__WHAT NEEDS TO BE DONE__
Give a verbatim copy of the lines below, minus the pictures.
____ EXTRACTED MATERIAL
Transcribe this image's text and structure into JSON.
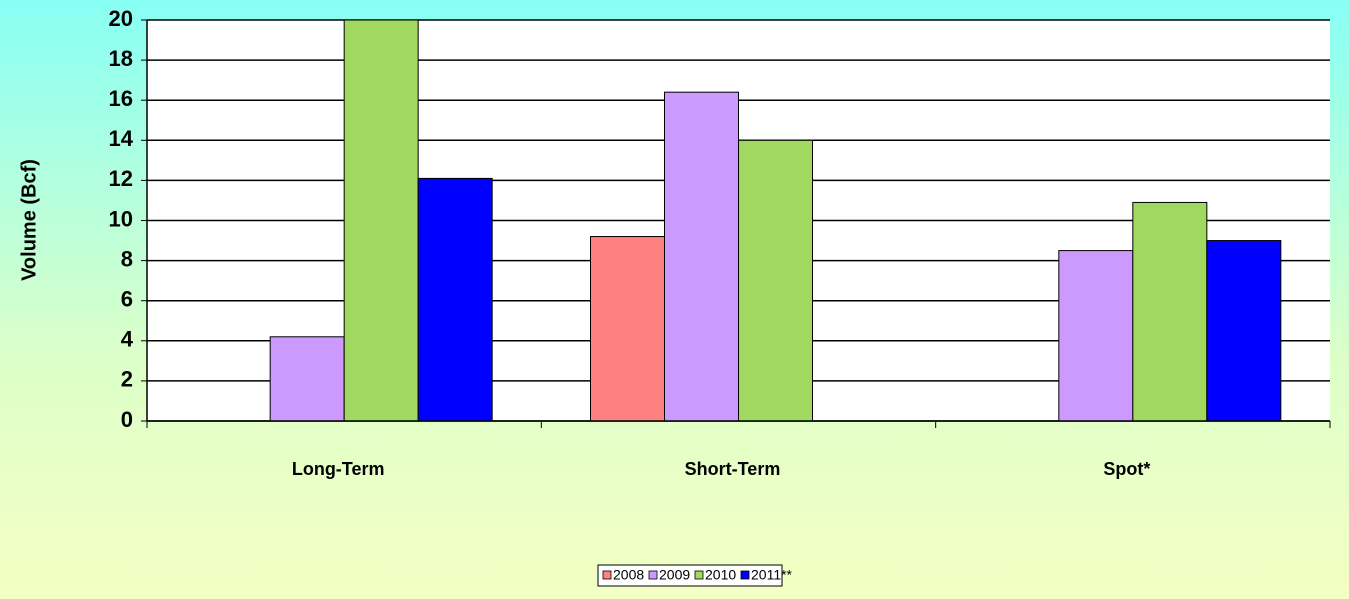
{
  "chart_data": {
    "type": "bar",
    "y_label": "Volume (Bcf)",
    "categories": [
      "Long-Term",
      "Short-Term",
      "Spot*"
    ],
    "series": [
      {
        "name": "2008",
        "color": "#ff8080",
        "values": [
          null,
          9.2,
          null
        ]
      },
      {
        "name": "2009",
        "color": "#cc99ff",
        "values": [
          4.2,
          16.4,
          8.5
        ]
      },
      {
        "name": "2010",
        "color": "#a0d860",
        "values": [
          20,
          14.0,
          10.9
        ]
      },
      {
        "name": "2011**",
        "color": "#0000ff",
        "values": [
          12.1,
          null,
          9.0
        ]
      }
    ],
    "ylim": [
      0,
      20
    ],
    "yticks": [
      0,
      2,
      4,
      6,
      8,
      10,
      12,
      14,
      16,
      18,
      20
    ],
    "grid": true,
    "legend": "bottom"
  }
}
________
__FINAL RESULT__
Transcribe this image's text and structure into JSON.
{
  "chart_data": {
    "type": "bar",
    "y_label": "Volume (Bcf)",
    "categories": [
      "Long-Term",
      "Short-Term",
      "Spot*"
    ],
    "series": [
      {
        "name": "2008",
        "color": "#ff8080",
        "values": [
          null,
          9.2,
          null
        ]
      },
      {
        "name": "2009",
        "color": "#cc99ff",
        "values": [
          4.2,
          16.4,
          8.5
        ]
      },
      {
        "name": "2010",
        "color": "#a0d860",
        "values": [
          20,
          14.0,
          10.9
        ]
      },
      {
        "name": "2011**",
        "color": "#0000ff",
        "values": [
          12.1,
          null,
          9.0
        ]
      }
    ],
    "ylim": [
      0,
      20
    ],
    "yticks": [
      0,
      2,
      4,
      6,
      8,
      10,
      12,
      14,
      16,
      18,
      20
    ],
    "grid": true,
    "legend": "bottom"
  }
}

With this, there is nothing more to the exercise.